DATA RECORDS:
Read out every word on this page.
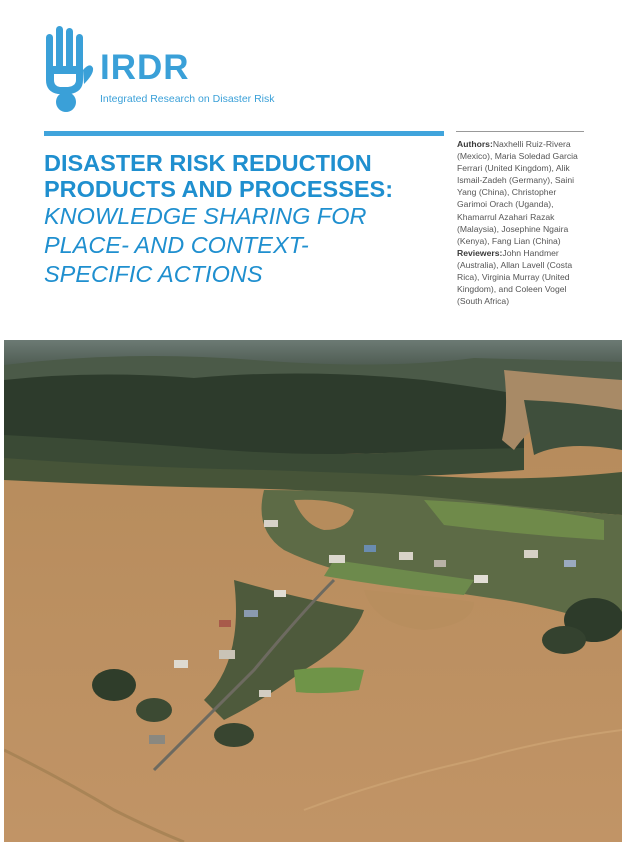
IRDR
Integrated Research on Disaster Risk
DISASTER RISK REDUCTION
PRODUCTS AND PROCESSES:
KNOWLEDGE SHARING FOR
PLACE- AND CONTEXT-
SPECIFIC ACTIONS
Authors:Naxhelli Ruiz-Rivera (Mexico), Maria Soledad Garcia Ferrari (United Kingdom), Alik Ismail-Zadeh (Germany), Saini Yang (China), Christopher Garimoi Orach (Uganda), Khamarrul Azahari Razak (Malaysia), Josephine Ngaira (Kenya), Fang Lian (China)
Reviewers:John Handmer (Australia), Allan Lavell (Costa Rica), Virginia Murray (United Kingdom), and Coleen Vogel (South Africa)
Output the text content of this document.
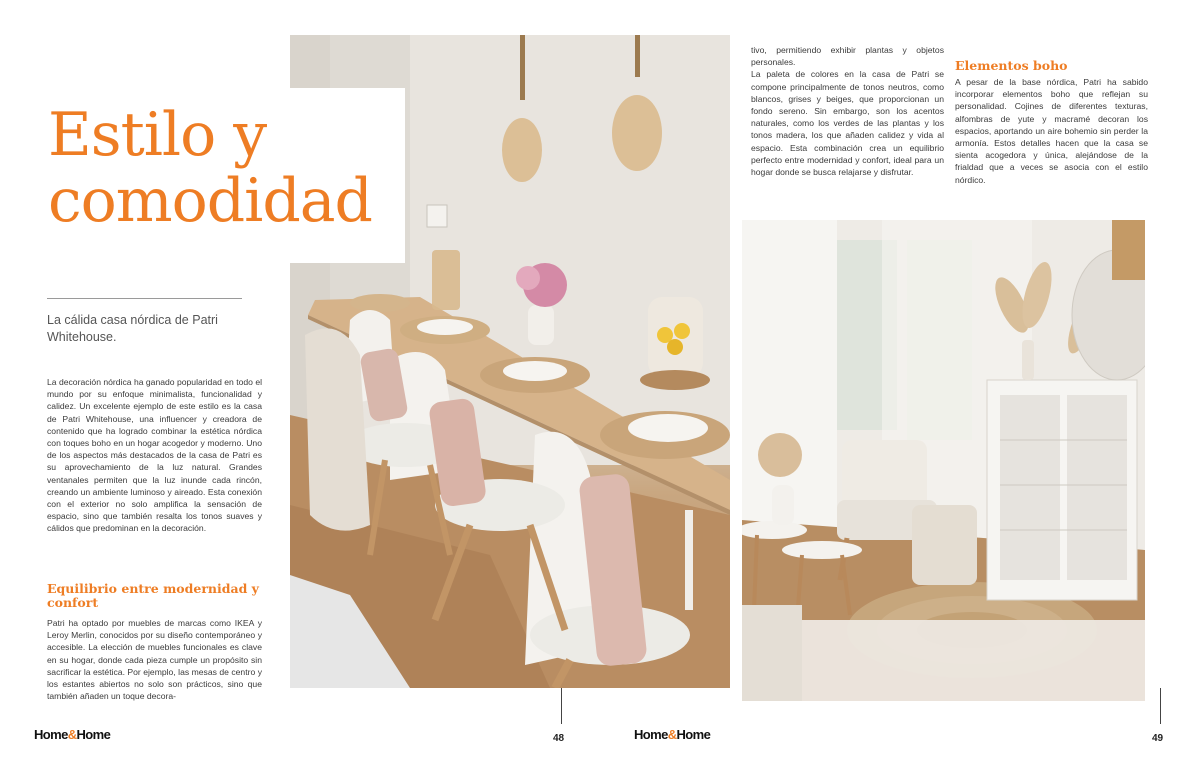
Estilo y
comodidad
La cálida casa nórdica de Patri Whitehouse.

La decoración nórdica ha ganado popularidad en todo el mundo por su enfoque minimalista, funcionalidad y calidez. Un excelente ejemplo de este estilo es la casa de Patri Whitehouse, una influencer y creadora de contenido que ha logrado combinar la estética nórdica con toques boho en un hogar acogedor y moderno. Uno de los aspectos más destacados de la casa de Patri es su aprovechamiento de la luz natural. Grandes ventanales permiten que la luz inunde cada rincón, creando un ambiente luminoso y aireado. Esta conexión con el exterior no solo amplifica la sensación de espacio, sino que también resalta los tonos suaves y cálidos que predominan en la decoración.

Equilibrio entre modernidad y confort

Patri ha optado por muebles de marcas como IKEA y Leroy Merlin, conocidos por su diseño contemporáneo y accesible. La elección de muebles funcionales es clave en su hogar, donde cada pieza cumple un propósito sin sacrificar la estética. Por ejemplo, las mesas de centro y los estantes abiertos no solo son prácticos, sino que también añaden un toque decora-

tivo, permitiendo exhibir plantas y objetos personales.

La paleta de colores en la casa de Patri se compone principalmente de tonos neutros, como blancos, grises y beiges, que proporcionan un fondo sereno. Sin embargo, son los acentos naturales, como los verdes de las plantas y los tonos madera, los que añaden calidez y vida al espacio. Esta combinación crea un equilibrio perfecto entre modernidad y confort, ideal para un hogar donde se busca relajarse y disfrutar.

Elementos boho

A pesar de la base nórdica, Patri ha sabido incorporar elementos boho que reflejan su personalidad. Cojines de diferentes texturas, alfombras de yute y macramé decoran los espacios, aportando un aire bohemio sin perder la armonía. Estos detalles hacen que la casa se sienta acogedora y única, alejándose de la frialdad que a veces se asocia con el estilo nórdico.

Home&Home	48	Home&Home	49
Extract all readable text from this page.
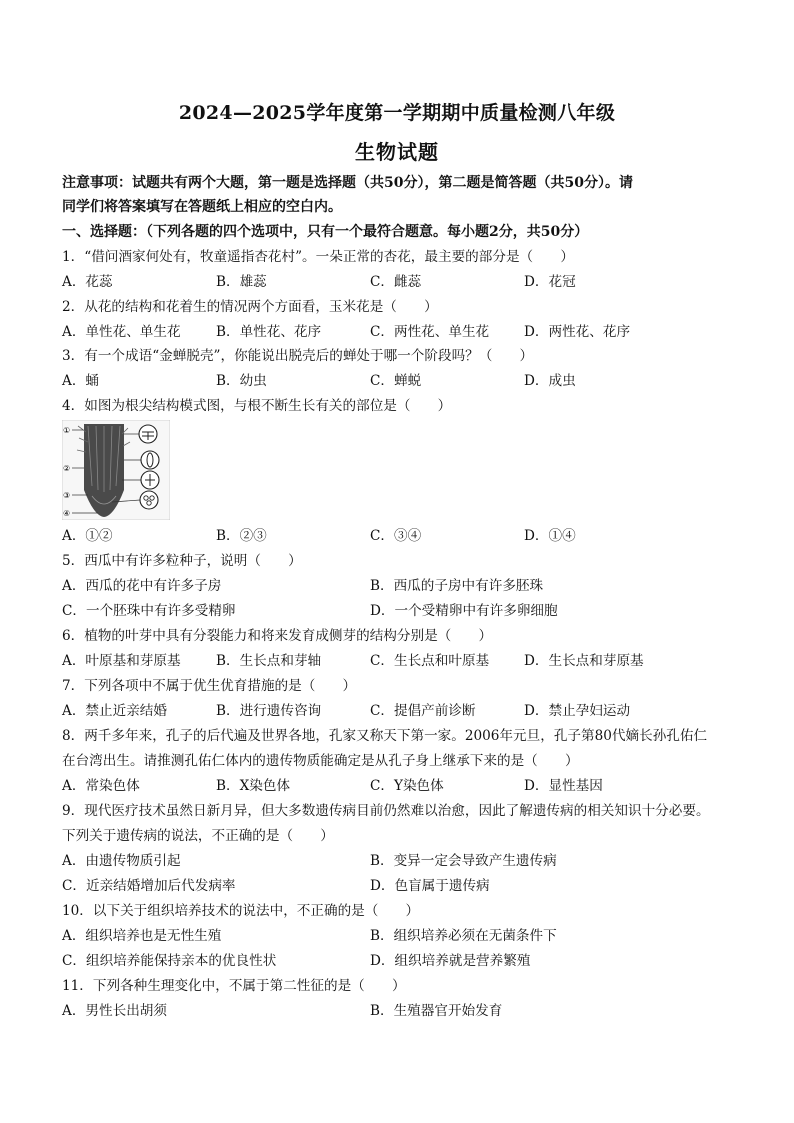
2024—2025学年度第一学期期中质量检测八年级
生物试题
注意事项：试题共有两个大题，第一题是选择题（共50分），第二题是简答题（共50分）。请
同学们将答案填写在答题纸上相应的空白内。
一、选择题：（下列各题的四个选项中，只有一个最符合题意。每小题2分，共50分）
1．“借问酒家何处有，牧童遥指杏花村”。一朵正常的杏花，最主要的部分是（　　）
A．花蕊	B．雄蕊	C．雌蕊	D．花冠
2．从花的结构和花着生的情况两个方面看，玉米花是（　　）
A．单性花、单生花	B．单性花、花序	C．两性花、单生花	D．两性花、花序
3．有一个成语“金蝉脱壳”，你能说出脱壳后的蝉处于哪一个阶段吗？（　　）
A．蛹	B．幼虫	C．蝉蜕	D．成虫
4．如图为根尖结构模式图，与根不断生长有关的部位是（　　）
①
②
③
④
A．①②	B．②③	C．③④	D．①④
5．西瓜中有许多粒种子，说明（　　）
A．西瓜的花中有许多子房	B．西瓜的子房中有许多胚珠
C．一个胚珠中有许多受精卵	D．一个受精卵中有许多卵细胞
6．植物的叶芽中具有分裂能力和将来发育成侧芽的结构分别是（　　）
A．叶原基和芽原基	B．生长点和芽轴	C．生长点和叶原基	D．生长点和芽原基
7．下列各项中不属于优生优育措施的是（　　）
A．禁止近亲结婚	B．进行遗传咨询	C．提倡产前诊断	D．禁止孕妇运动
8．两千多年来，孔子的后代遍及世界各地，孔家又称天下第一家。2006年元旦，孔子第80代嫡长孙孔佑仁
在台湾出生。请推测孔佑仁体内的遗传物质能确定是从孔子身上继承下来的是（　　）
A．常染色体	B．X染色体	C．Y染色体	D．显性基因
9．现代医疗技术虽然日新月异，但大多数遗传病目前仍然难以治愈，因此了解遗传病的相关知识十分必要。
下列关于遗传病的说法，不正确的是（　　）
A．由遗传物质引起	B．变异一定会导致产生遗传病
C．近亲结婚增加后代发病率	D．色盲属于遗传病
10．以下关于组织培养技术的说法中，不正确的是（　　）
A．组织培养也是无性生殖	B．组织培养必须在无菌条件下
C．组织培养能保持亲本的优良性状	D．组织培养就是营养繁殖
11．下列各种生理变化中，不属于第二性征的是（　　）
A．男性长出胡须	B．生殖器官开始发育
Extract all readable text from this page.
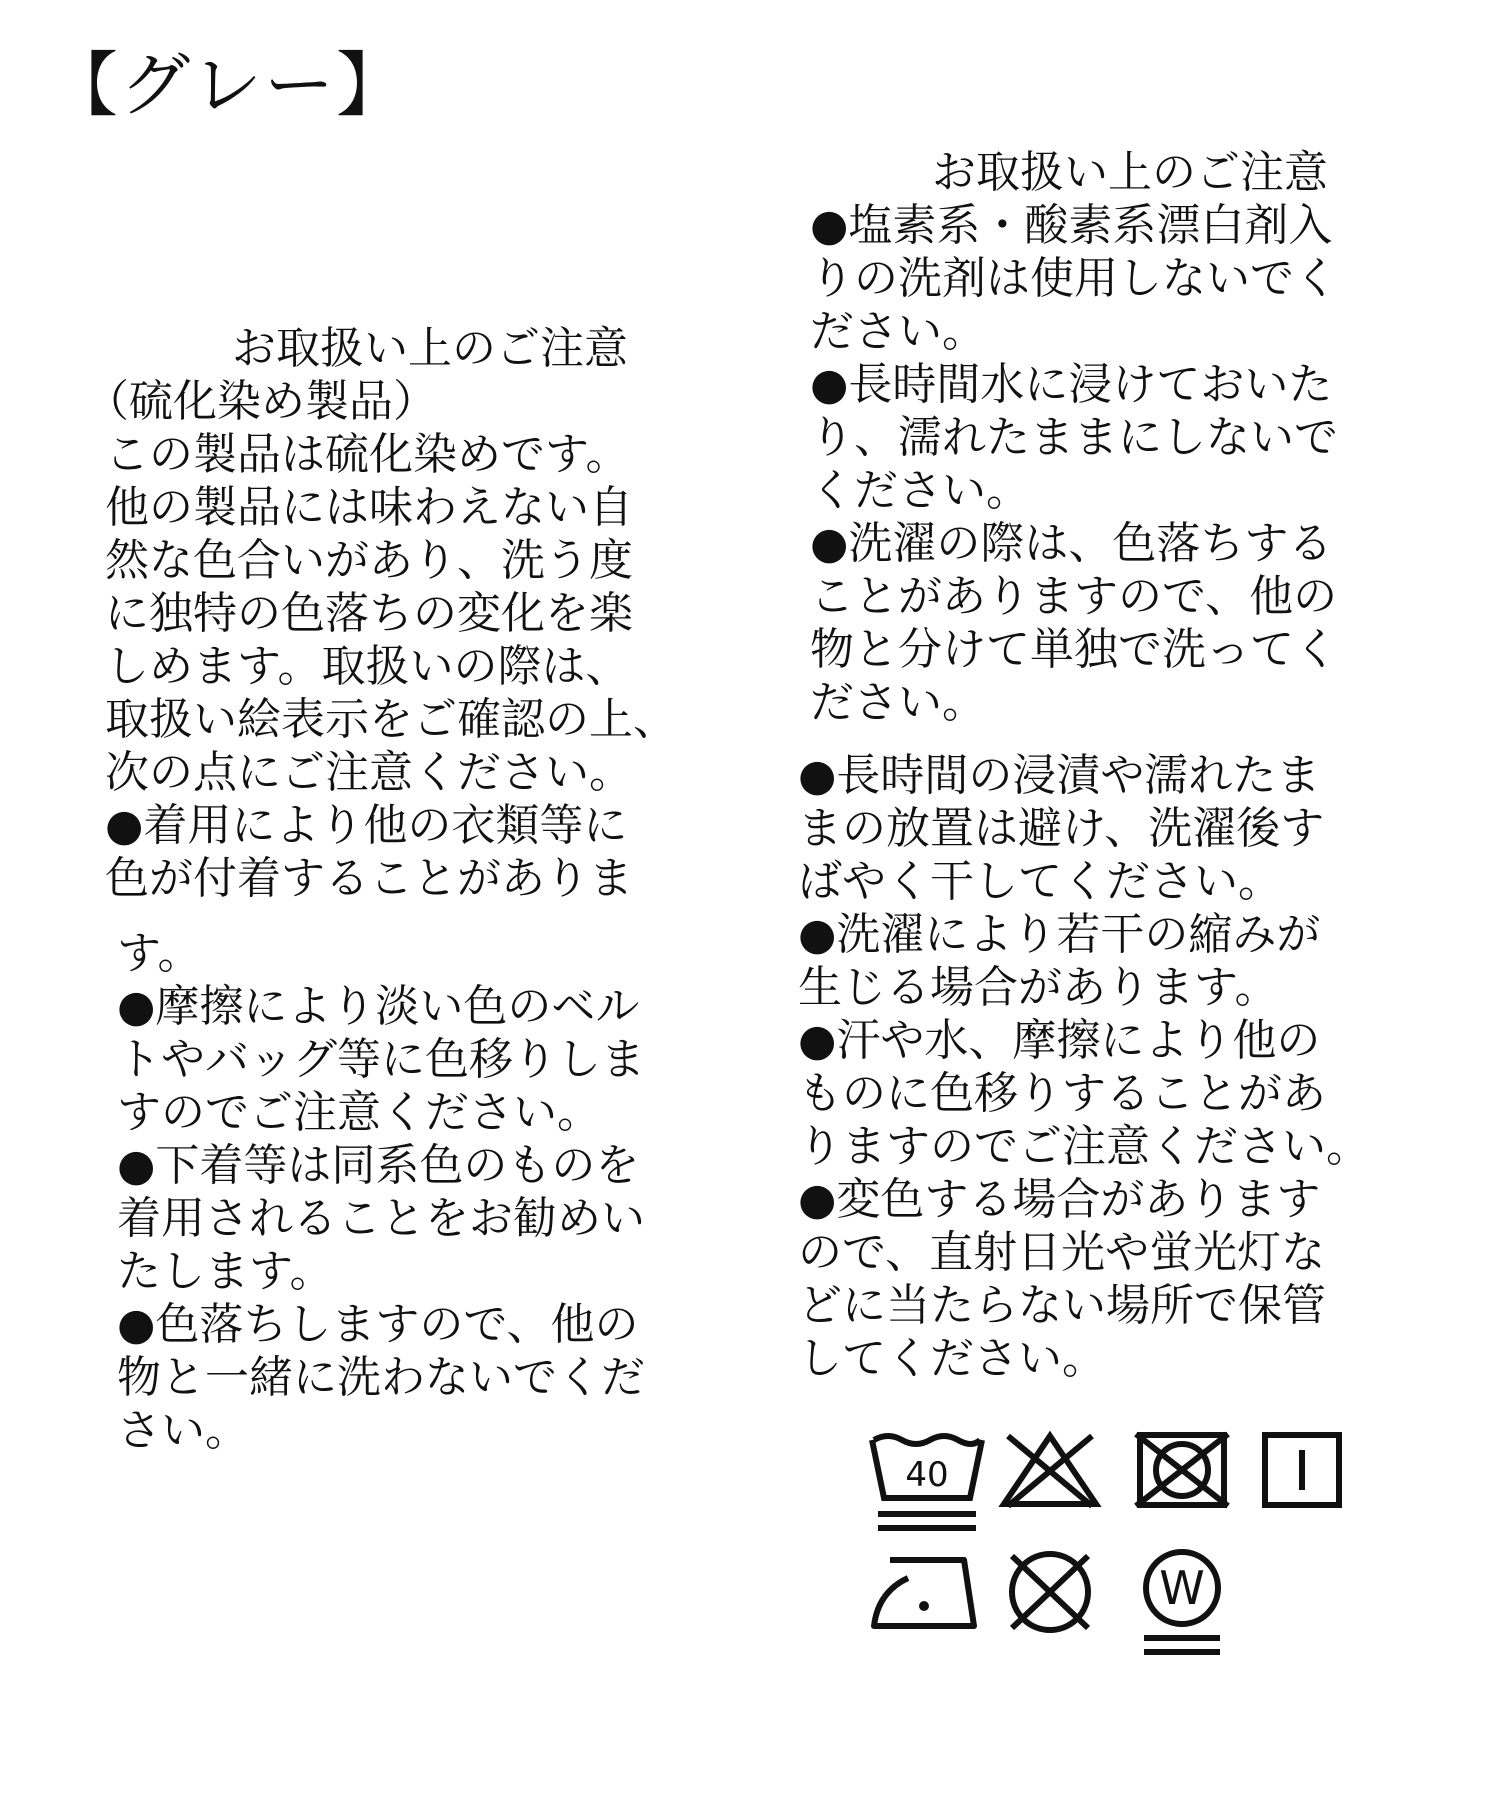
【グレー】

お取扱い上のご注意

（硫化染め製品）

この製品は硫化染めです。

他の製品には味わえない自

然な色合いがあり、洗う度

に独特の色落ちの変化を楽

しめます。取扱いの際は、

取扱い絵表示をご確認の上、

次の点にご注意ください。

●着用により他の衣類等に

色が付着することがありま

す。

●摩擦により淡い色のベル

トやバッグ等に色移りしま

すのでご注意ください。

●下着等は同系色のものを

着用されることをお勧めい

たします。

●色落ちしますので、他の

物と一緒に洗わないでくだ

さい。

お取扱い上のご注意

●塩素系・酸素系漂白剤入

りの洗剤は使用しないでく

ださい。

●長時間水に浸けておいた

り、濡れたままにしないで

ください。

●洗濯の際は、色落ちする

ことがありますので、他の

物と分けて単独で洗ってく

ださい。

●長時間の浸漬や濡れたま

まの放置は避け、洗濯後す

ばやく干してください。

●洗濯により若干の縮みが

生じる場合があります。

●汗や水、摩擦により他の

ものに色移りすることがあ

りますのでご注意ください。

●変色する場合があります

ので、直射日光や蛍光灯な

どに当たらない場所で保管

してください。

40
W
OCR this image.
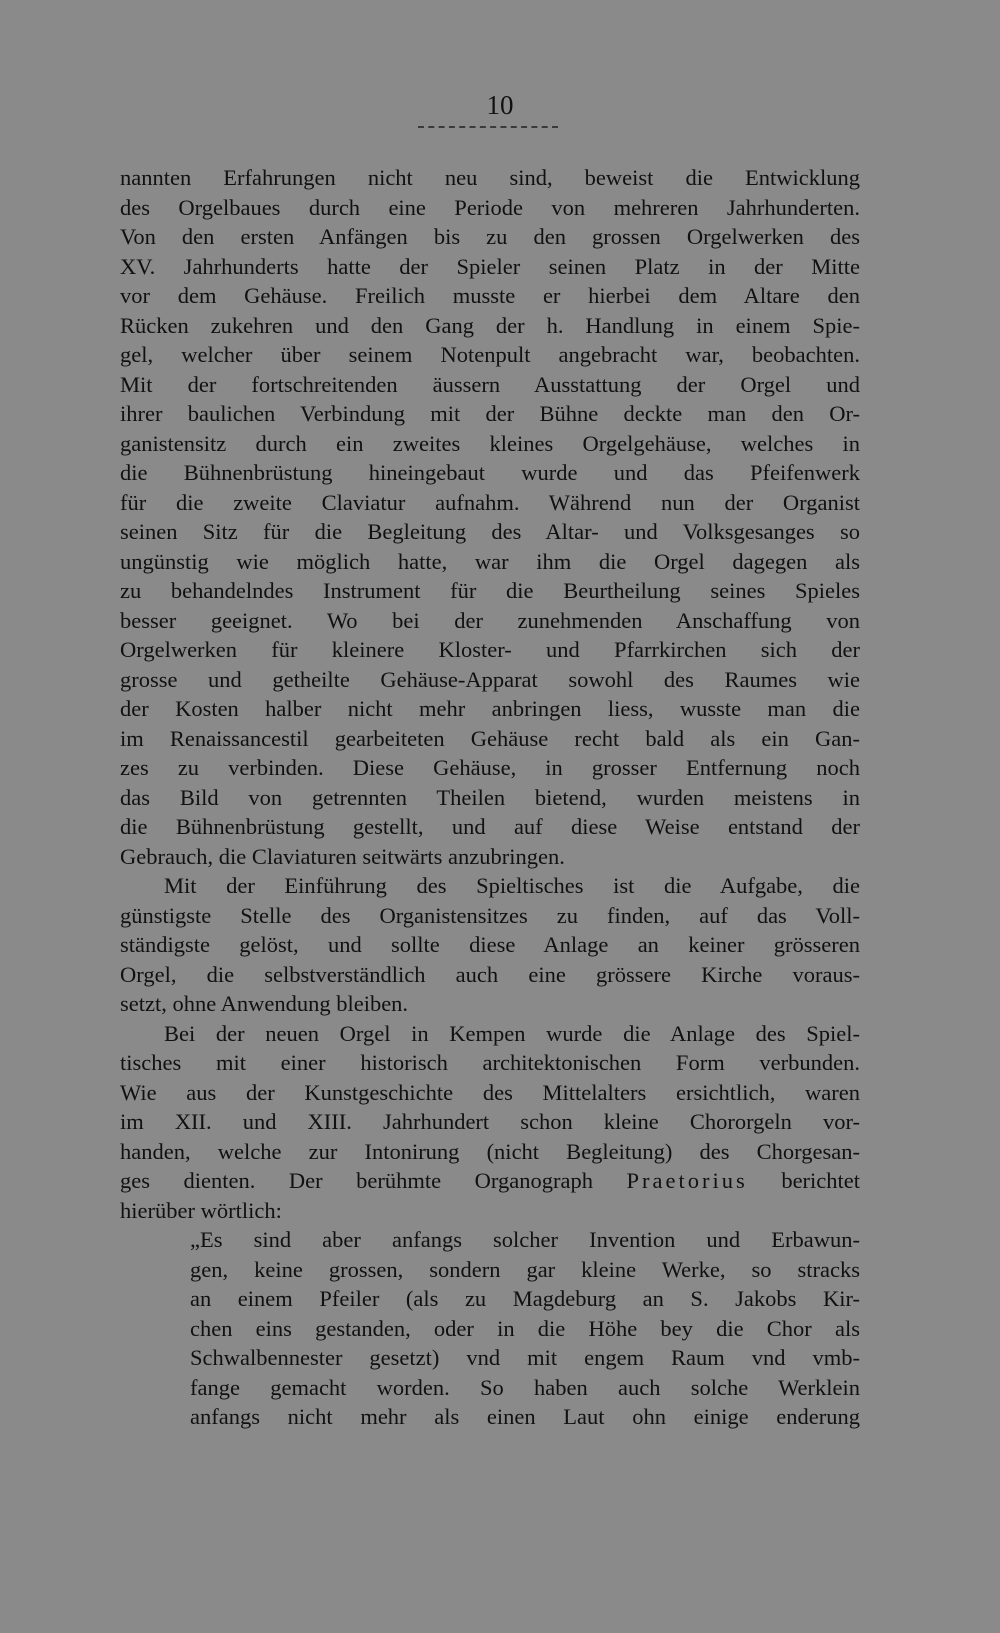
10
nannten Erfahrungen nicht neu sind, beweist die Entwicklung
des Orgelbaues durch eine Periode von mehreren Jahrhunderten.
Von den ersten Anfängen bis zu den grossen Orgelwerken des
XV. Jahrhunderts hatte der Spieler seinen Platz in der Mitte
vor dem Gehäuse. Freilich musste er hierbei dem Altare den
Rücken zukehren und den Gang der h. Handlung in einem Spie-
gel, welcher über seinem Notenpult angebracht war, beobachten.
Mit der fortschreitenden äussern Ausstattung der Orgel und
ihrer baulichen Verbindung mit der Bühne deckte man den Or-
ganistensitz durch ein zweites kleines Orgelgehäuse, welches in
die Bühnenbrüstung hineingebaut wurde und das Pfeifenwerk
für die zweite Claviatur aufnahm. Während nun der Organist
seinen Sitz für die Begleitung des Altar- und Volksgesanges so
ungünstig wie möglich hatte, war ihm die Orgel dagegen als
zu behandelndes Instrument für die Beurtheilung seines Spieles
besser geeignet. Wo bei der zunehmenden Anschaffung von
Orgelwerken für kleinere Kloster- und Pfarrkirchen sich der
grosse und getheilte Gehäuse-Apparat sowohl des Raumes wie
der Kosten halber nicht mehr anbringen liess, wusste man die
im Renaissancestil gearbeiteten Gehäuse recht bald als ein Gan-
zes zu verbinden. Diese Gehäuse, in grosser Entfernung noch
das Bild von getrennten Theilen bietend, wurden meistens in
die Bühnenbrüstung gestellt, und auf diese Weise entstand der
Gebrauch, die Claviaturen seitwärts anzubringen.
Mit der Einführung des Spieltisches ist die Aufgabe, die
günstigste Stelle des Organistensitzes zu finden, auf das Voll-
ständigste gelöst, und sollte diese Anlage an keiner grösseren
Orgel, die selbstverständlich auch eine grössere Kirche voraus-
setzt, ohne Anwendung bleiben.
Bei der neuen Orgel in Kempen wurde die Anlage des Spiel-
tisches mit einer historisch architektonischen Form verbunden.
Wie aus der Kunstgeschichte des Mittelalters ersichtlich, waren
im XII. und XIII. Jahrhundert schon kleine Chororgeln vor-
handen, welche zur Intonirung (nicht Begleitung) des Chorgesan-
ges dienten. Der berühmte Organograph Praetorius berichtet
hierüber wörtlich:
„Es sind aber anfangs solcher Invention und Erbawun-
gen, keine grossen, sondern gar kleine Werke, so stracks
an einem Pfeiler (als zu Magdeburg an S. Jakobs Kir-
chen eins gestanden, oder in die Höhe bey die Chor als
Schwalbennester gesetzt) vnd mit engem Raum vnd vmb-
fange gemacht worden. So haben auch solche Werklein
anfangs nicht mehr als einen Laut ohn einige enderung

STATED EXERCISE: Of all the lines above, how many contain the word "plantas"? Answer with only the number.

COMPLETE ANSWER: 2